What you need to do:
Set out each line from the following listing that includes the word "araw".

Data entries:
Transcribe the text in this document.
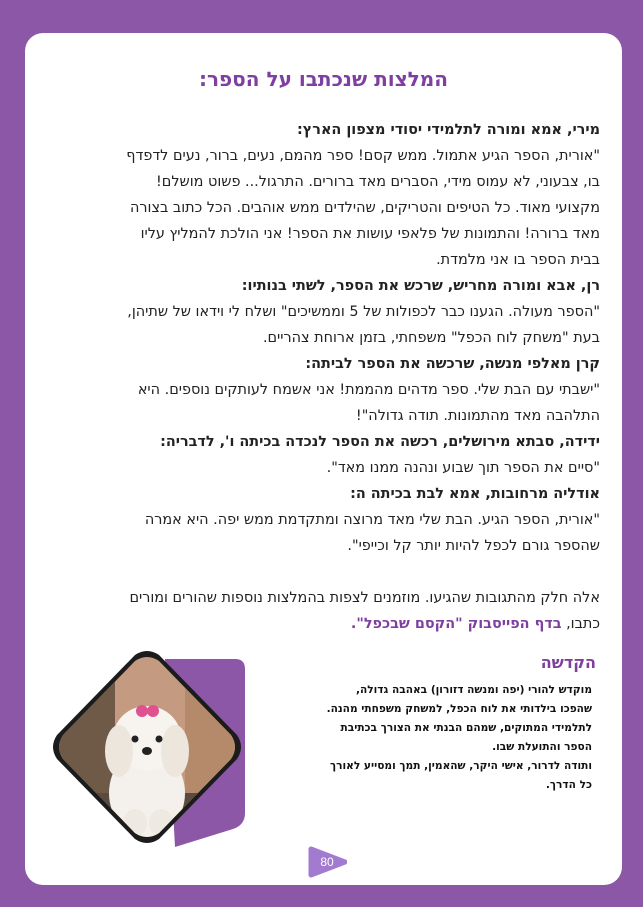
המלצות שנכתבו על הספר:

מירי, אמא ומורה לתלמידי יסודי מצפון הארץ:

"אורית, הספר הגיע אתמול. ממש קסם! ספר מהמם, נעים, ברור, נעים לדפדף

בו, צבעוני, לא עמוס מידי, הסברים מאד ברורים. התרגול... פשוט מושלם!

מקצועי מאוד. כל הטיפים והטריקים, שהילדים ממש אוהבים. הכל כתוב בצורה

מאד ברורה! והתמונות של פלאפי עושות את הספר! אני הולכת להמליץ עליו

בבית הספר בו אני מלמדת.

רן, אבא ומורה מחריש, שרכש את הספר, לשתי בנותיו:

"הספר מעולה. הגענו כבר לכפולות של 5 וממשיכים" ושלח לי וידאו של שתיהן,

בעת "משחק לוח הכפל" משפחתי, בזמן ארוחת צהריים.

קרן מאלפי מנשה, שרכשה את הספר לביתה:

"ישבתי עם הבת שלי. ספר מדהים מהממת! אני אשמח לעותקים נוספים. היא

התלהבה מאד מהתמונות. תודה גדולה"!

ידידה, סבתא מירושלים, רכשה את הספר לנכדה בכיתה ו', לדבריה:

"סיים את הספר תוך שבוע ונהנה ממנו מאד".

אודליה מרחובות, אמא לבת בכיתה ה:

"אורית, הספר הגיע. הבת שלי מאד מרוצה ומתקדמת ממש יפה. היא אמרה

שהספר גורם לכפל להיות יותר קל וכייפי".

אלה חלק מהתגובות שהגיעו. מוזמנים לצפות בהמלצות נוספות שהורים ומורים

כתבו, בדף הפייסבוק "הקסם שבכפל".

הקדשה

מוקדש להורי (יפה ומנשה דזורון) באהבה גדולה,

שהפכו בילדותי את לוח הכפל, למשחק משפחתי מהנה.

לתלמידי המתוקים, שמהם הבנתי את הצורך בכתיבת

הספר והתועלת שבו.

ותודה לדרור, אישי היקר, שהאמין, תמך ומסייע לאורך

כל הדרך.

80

==

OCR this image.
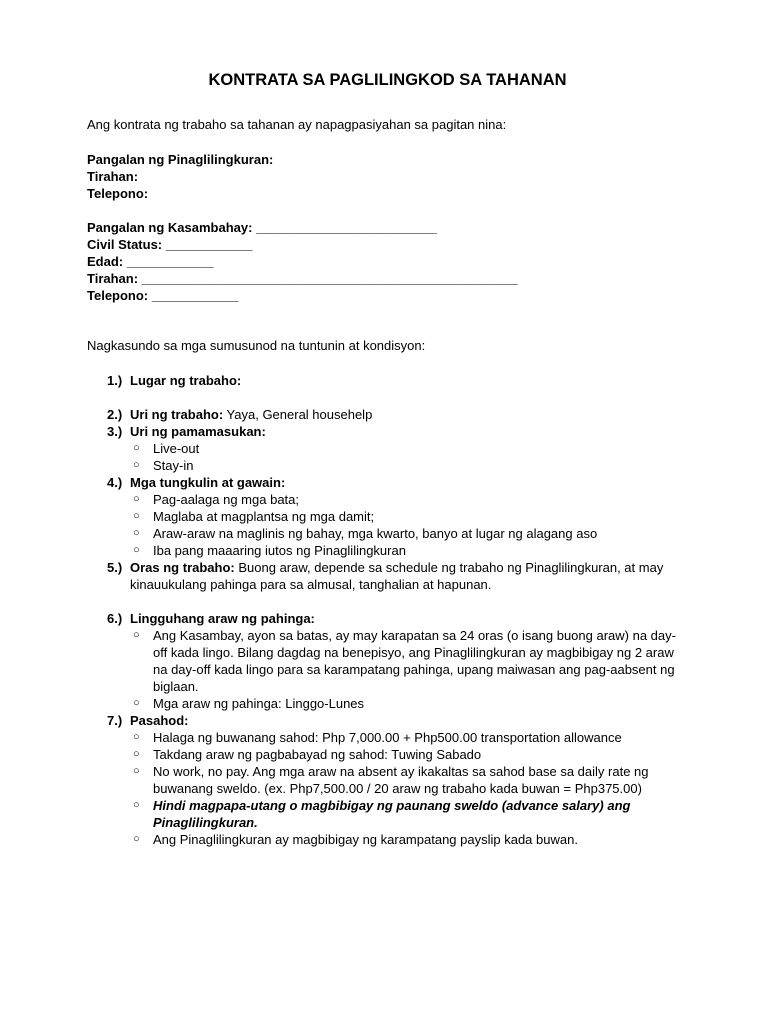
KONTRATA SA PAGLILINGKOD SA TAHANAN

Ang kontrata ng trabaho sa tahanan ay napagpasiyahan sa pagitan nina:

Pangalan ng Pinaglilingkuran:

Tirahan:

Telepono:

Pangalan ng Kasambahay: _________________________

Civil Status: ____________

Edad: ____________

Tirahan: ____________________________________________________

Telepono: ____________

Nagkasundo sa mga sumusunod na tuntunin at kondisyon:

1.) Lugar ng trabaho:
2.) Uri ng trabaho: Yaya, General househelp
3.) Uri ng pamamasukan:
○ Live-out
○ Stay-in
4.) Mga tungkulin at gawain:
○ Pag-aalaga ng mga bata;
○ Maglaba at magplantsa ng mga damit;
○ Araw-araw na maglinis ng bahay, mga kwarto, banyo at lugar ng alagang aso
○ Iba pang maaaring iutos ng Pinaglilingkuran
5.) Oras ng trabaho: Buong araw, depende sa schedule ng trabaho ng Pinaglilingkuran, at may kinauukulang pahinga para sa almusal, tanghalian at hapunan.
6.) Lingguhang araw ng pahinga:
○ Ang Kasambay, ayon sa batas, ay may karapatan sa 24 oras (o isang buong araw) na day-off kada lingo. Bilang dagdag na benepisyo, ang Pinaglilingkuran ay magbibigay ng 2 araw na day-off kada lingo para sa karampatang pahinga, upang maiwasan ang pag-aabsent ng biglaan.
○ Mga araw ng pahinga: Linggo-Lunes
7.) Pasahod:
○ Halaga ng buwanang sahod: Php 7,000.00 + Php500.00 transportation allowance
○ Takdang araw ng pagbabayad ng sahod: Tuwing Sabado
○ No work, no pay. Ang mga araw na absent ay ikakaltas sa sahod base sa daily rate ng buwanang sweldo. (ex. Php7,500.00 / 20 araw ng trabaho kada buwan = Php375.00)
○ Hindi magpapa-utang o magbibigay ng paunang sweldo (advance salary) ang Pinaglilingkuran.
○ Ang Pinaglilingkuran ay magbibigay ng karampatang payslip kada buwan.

Correct answer:
○ Araw-araw na maglinis ng bahay, mga kwarto, banyo at lugar ng alagang aso
5.) Oras ng trabaho: Buong araw, depende sa schedule ng trabaho ng Pinaglilingkuran, at may kinauukulang pahinga para sa almusal, tanghalian at hapunan.
6.) Lingguhang araw ng pahinga:
○ Ang Kasambay, ayon sa batas, ay may karapatan sa 24 oras (o isang buong araw) na day-off kada lingo. Bilang dagdag na benepisyo, ang Pinaglilingkuran ay magbibigay ng 2 araw na day-off kada lingo para sa karampatang pahinga, upang maiwasan ang pag-aabsent ng biglaan.
○ Mga araw ng pahinga: Linggo-Lunes
○ Takdang araw ng pagbabayad ng sahod: Tuwing Sabado
○ No work, no pay. Ang mga araw na absent ay ikakaltas sa sahod base sa daily rate ng buwanang sweldo. (ex. Php7,500.00 / 20 araw ng trabaho kada buwan = Php375.00)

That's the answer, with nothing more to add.